CHALLENGE | Write out each line that follows exactly as it stands, without the pictures.

STORED RECORDS |
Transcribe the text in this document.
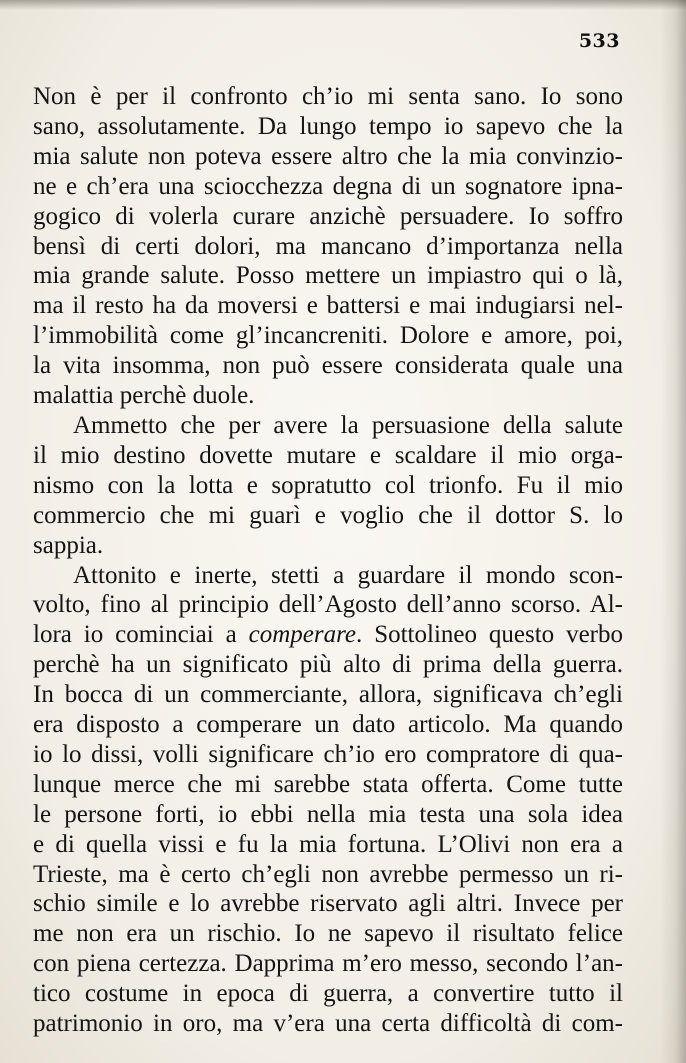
533
Non è per il confronto ch’io mi senta sano. Io sono
sano, assolutamente. Da lungo tempo io sapevo che la
mia salute non poteva essere altro che la mia convinzio-
ne e ch’era una sciocchezza degna di un sognatore ipna-
gogico di volerla curare anzichè persuadere. Io soffro
bensì di certi dolori, ma mancano d’importanza nella
mia grande salute. Posso mettere un impiastro qui o là,
ma il resto ha da moversi e battersi e mai indugiarsi nel-
l’immobilità come gl’incancreniti. Dolore e amore, poi,
la vita insomma, non può essere considerata quale una
malattia perchè duole.
Ammetto che per avere la persuasione della salute
il mio destino dovette mutare e scaldare il mio orga-
nismo con la lotta e sopratutto col trionfo. Fu il mio
commercio che mi guarì e voglio che il dottor S. lo
sappia.
Attonito e inerte, stetti a guardare il mondo scon-
volto, fino al principio dell’Agosto dell’anno scorso. Al-
lora io cominciai a comperare. Sottolineo questo verbo
perchè ha un significato più alto di prima della guerra.
In bocca di un commerciante, allora, significava ch’egli
era disposto a comperare un dato articolo. Ma quando
io lo dissi, volli significare ch’io ero compratore di qua-
lunque merce che mi sarebbe stata offerta. Come tutte
le persone forti, io ebbi nella mia testa una sola idea
e di quella vissi e fu la mia fortuna. L’Olivi non era a
Trieste, ma è certo ch’egli non avrebbe permesso un ri-
schio simile e lo avrebbe riservato agli altri. Invece per
me non era un rischio. Io ne sapevo il risultato felice
con piena certezza. Dapprima m’ero messo, secondo l’an-
tico costume in epoca di guerra, a convertire tutto il
patrimonio in oro, ma v’era una certa difficoltà di com-
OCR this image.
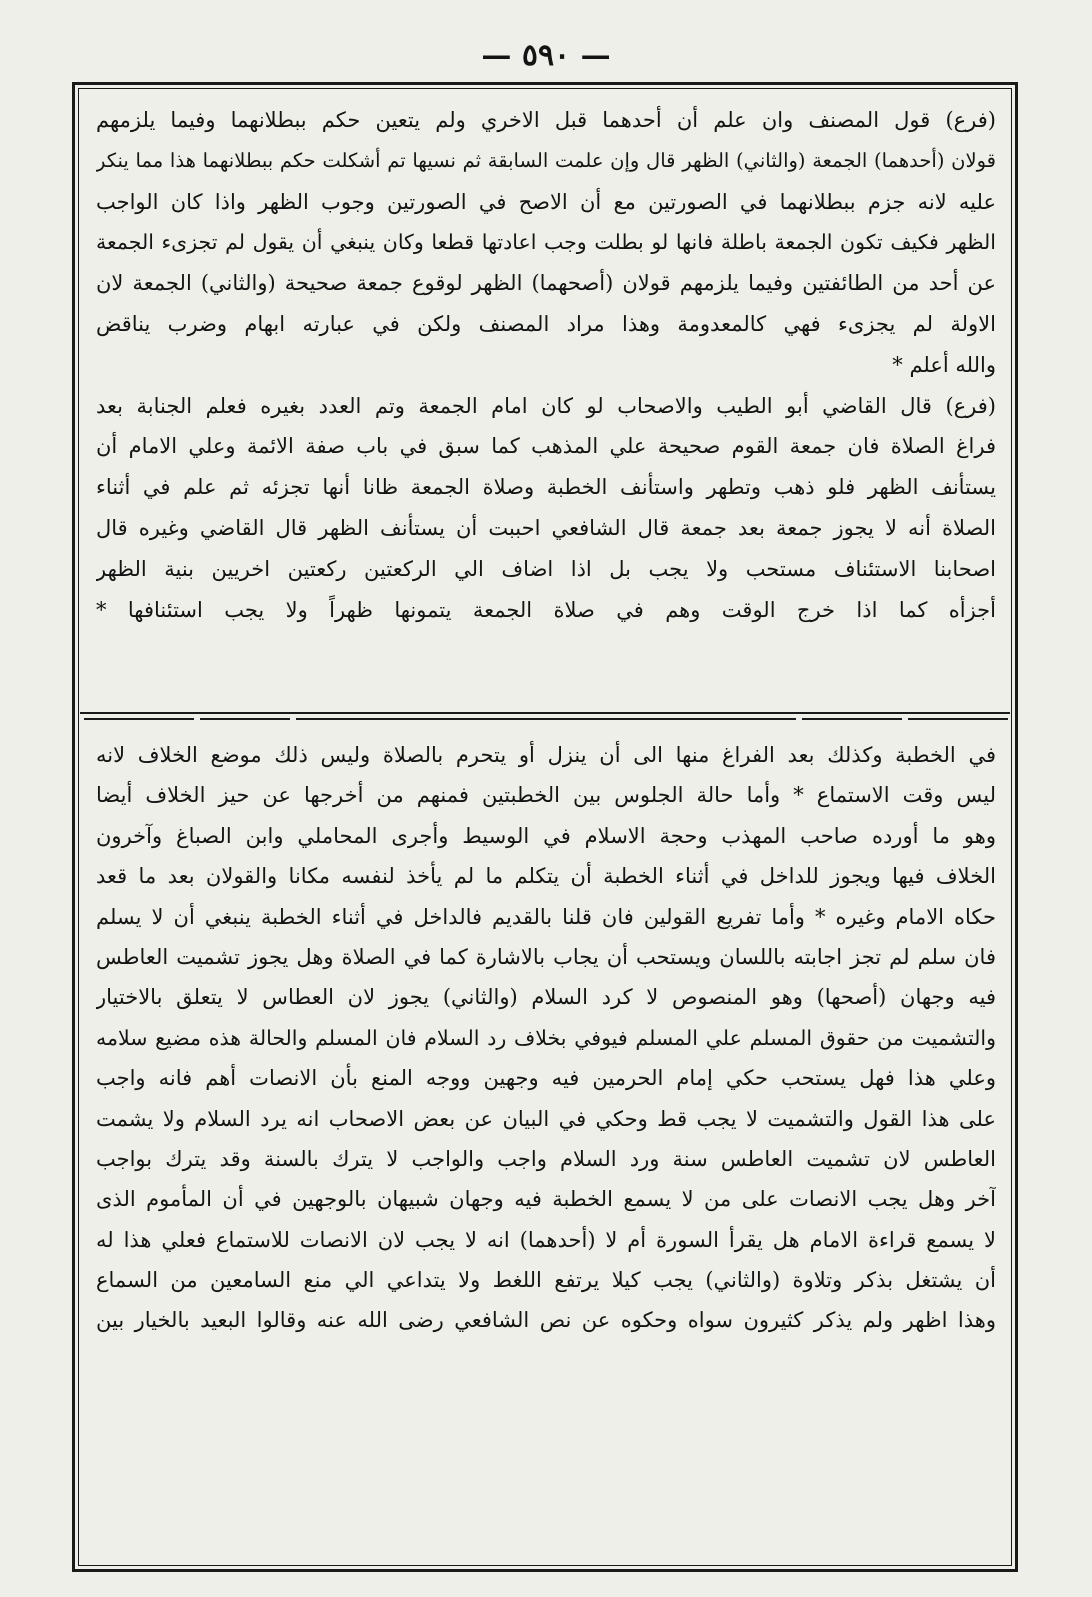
— ٥٩٠ —
(فرع) قول المصنف وان علم أن أحدهما قبل الاخري ولم يتعين حكم ببطلانهما وفيما يلزمهم
قولان (أحدهما) الجمعة (والثاني) الظهر قال وإن علمت السابقة ثم نسيها تم أشكلت حكم ببطلانهما هذا مما ينكر
عليه لانه جزم ببطلانهما في الصورتين مع أن الاصح في الصورتين وجوب الظهر واذا كان الواجب
الظهر فكيف تكون الجمعة باطلة فانها لو بطلت وجب اعادتها قطعا وكان ينبغي أن يقول لم تجزىء الجمعة
عن أحد من الطائفتين وفيما يلزمهم قولان (أصحهما) الظهر لوقوع جمعة صحيحة (والثاني) الجمعة لان
الاولة لم يجزىء فهي كالمعدومة وهذا مراد المصنف ولكن في عبارته ابهام وضرب يناقض
والله أعلم *
(فرع) قال القاضي أبو الطيب والاصحاب لو كان امام الجمعة وتم العدد بغيره فعلم الجنابة بعد
فراغ الصلاة فان جمعة القوم صحيحة علي المذهب كما سبق في باب صفة الائمة وعلي الامام أن
يستأنف الظهر فلو ذهب وتطهر واستأنف الخطبة وصلاة الجمعة ظانا أنها تجزئه ثم علم في أثناء
الصلاة أنه لا يجوز جمعة بعد جمعة قال الشافعي احببت أن يستأنف الظهر قال القاضي وغيره قال
اصحابنا الاستئناف مستحب ولا يجب بل اذا اضاف الي الركعتين ركعتين اخريين بنية الظهر
أجزأه كما اذا خرج الوقت وهم في صلاة الجمعة يتمونها ظهراً ولا يجب استئنافها *
في الخطبة وكذلك بعد الفراغ منها الى أن ينزل أو يتحرم بالصلاة وليس ذلك موضع الخلاف لانه
ليس وقت الاستماع * وأما حالة الجلوس بين الخطبتين فمنهم من أخرجها عن حيز الخلاف أيضا
وهو ما أورده صاحب المهذب وحجة الاسلام في الوسيط وأجرى المحاملي وابن الصباغ وآخرون
الخلاف فيها ويجوز للداخل في أثناء الخطبة أن يتكلم ما لم يأخذ لنفسه مكانا والقولان بعد ما قعد
حكاه الامام وغيره * وأما تفريع القولين فان قلنا بالقديم فالداخل في أثناء الخطبة ينبغي أن لا يسلم
فان سلم لم تجز اجابته باللسان ويستحب أن يجاب بالاشارة كما في الصلاة وهل يجوز تشميت العاطس
فيه وجهان (أصحها) وهو المنصوص لا كرد السلام (والثاني) يجوز لان العطاس لا يتعلق بالاختيار
والتشميت من حقوق المسلم علي المسلم فيوفي بخلاف رد السلام فان المسلم والحالة هذه مضيع سلامه
وعلي هذا فهل يستحب حكي إمام الحرمين فيه وجهين ووجه المنع بأن الانصات أهم فانه واجب
على هذا القول والتشميت لا يجب قط وحكي في البيان عن بعض الاصحاب انه يرد السلام ولا يشمت
العاطس لان تشميت العاطس سنة ورد السلام واجب والواجب لا يترك بالسنة وقد يترك بواجب
آخر وهل يجب الانصات على من لا يسمع الخطبة فيه وجهان شبيهان بالوجهين في أن المأموم الذى
لا يسمع قراءة الامام هل يقرأ السورة أم لا (أحدهما) انه لا يجب لان الانصات للاستماع فعلي هذا له
أن يشتغل بذكر وتلاوة (والثاني) يجب كيلا يرتفع اللغط ولا يتداعي الي منع السامعين من السماع
وهذا اظهر ولم يذكر كثيرون سواه وحكوه عن نص الشافعي رضى الله عنه وقالوا البعيد بالخيار بين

EXPECTED OUTPUT |
Transcribe the text in this document.
533
Non è per il confronto ch’io mi senta sano. Io sono
sano, assolutamente. Da lungo tempo io sapevo che la
mia salute non poteva essere altro che la mia convinzio-
ne e ch’era una sciocchezza degna di un sognatore ipna-
gogico di volerla curare anzichè persuadere. Io soffro
bensì di certi dolori, ma mancano d’importanza nella
mia grande salute. Posso mettere un impiastro qui o là,
ma il resto ha da moversi e battersi e mai indugiarsi nel-
l’immobilità come gl’incancreniti. Dolore e amore, poi,
la vita insomma, non può essere considerata quale una
malattia perchè duole.
Ammetto che per avere la persuasione della salute
il mio destino dovette mutare e scaldare il mio orga-
nismo con la lotta e sopratutto col trionfo. Fu il mio
commercio che mi guarì e voglio che il dottor S. lo
sappia.
Attonito e inerte, stetti a guardare il mondo scon-
volto, fino al principio dell’Agosto dell’anno scorso. Al-
lora io cominciai a comperare. Sottolineo questo verbo
perchè ha un significato più alto di prima della guerra.
In bocca di un commerciante, allora, significava ch’egli
era disposto a comperare un dato articolo. Ma quando
io lo dissi, volli significare ch’io ero compratore di qua-
lunque merce che mi sarebbe stata offerta. Come tutte
le persone forti, io ebbi nella mia testa una sola idea
e di quella vissi e fu la mia fortuna. L’Olivi non era a
Trieste, ma è certo ch’egli non avrebbe permesso un ri-
schio simile e lo avrebbe riservato agli altri. Invece per
me non era un rischio. Io ne sapevo il risultato felice
con piena certezza. Dapprima m’ero messo, secondo l’an-
tico costume in epoca di guerra, a convertire tutto il
patrimonio in oro, ma v’era una certa difficoltà di com-
OCR this image.
— ٥٩٠ —
(فرع) قول المصنف وان علم أن أحدهما قبل الاخري ولم يتعين حكم ببطلانهما وفيما يلزمهم
قولان (أحدهما) الجمعة (والثاني) الظهر قال وإن علمت السابقة ثم نسيها تم أشكلت حكم ببطلانهما هذا مما ينكر
عليه لانه جزم ببطلانهما في الصورتين مع أن الاصح في الصورتين وجوب الظهر واذا كان الواجب
الظهر فكيف تكون الجمعة باطلة فانها لو بطلت وجب اعادتها قطعا وكان ينبغي أن يقول لم تجزىء الجمعة
عن أحد من الطائفتين وفيما يلزمهم قولان (أصحهما) الظهر لوقوع جمعة صحيحة (والثاني) الجمعة لان
الاولة لم يجزىء فهي كالمعدومة وهذا مراد المصنف ولكن في عبارته ابهام وضرب يناقض
والله أعلم *
(فرع) قال القاضي أبو الطيب والاصحاب لو كان امام الجمعة وتم العدد بغيره فعلم الجنابة بعد
فراغ الصلاة فان جمعة القوم صحيحة علي المذهب كما سبق في باب صفة الائمة وعلي الامام أن
يستأنف الظهر فلو ذهب وتطهر واستأنف الخطبة وصلاة الجمعة ظانا أنها تجزئه ثم علم في أثناء
الصلاة أنه لا يجوز جمعة بعد جمعة قال الشافعي احببت أن يستأنف الظهر قال القاضي وغيره قال
اصحابنا الاستئناف مستحب ولا يجب بل اذا اضاف الي الركعتين ركعتين اخريين بنية الظهر
أجزأه كما اذا خرج الوقت وهم في صلاة الجمعة يتمونها ظهراً ولا يجب استئنافها *
في الخطبة وكذلك بعد الفراغ منها الى أن ينزل أو يتحرم بالصلاة وليس ذلك موضع الخلاف لانه
ليس وقت الاستماع * وأما حالة الجلوس بين الخطبتين فمنهم من أخرجها عن حيز الخلاف أيضا
وهو ما أورده صاحب المهذب وحجة الاسلام في الوسيط وأجرى المحاملي وابن الصباغ وآخرون
الخلاف فيها ويجوز للداخل في أثناء الخطبة أن يتكلم ما لم يأخذ لنفسه مكانا والقولان بعد ما قعد
حكاه الامام وغيره * وأما تفريع القولين فان قلنا بالقديم فالداخل في أثناء الخطبة ينبغي أن لا يسلم
فان سلم لم تجز اجابته باللسان ويستحب أن يجاب بالاشارة كما في الصلاة وهل يجوز تشميت العاطس
فيه وجهان (أصحها) وهو المنصوص لا كرد السلام (والثاني) يجوز لان العطاس لا يتعلق بالاختيار
والتشميت من حقوق المسلم علي المسلم فيوفي بخلاف رد السلام فان المسلم والحالة هذه مضيع سلامه
وعلي هذا فهل يستحب حكي إمام الحرمين فيه وجهين ووجه المنع بأن الانصات أهم فانه واجب
على هذا القول والتشميت لا يجب قط وحكي في البيان عن بعض الاصحاب انه يرد السلام ولا يشمت
العاطس لان تشميت العاطس سنة ورد السلام واجب والواجب لا يترك بالسنة وقد يترك بواجب
آخر وهل يجب الانصات على من لا يسمع الخطبة فيه وجهان شبيهان بالوجهين في أن المأموم الذى
لا يسمع قراءة الامام هل يقرأ السورة أم لا (أحدهما) انه لا يجب لان الانصات للاستماع فعلي هذا له
أن يشتغل بذكر وتلاوة (والثاني) يجب كيلا يرتفع اللغط ولا يتداعي الي منع السامعين من السماع
وهذا اظهر ولم يذكر كثيرون سواه وحكوه عن نص الشافعي رضى الله عنه وقالوا البعيد بالخيار بين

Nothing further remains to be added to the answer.